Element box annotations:
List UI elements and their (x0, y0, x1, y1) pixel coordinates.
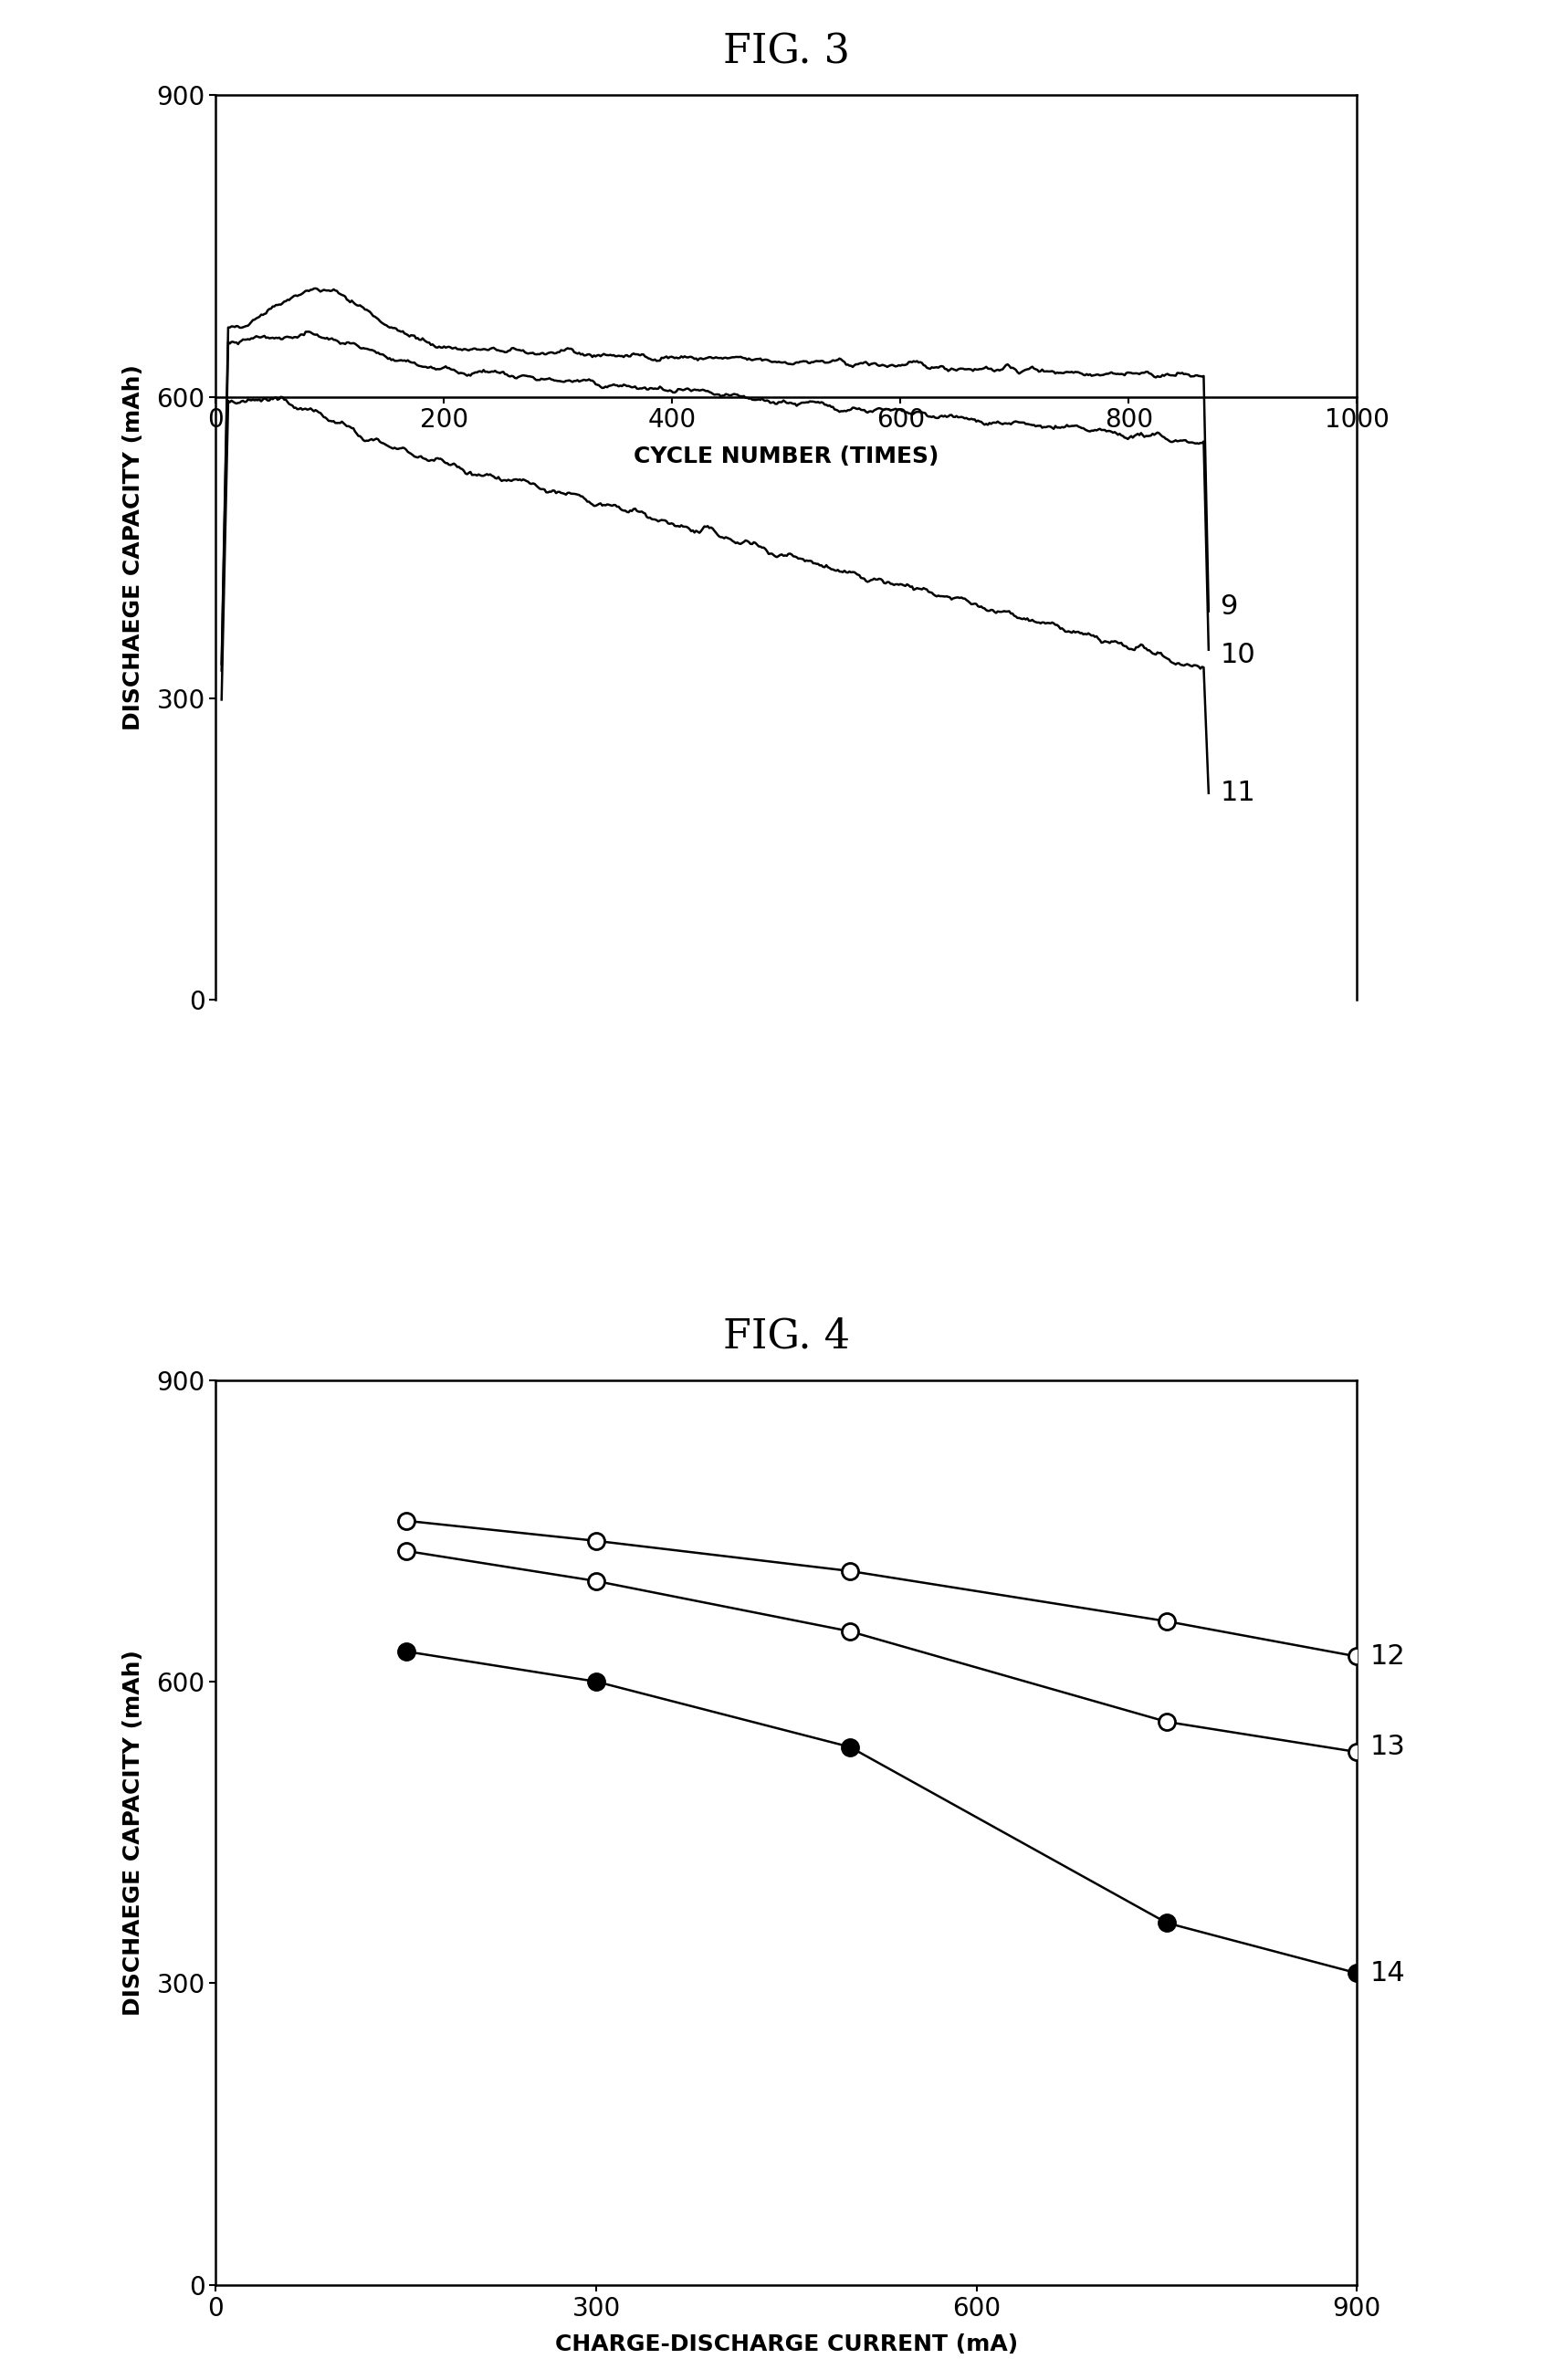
Y-axis label: DISCHAEGE CAPACITY (mAh): DISCHAEGE CAPACITY (mAh) (122, 1649, 143, 2016)
X-axis label: CHARGE-DISCHARGE CURRENT (mA): CHARGE-DISCHARGE CURRENT (mA) (555, 2335, 1018, 2356)
Y-axis label: DISCHAEGE CAPACITY (mAh): DISCHAEGE CAPACITY (mAh) (122, 364, 143, 731)
Text: 9: 9 (1220, 593, 1238, 619)
Text: 13: 13 (1369, 1733, 1405, 1761)
Text: 14: 14 (1369, 1959, 1405, 1987)
Text: 10: 10 (1220, 643, 1255, 669)
Title: FIG. 3: FIG. 3 (723, 33, 850, 71)
Text: 11: 11 (1220, 781, 1255, 807)
Title: FIG. 4: FIG. 4 (723, 1316, 850, 1357)
X-axis label: CYCLE NUMBER (TIMES): CYCLE NUMBER (TIMES) (634, 445, 939, 469)
Text: 12: 12 (1369, 1642, 1405, 1671)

◆ **PROBLEM TO SOLVE**:
Count the lines in the items above that contain the string "DISCHAEGE", matching case exactly, and reply with only the number.

◆ **RESPONSE FOR THIS EXERCISE**:
2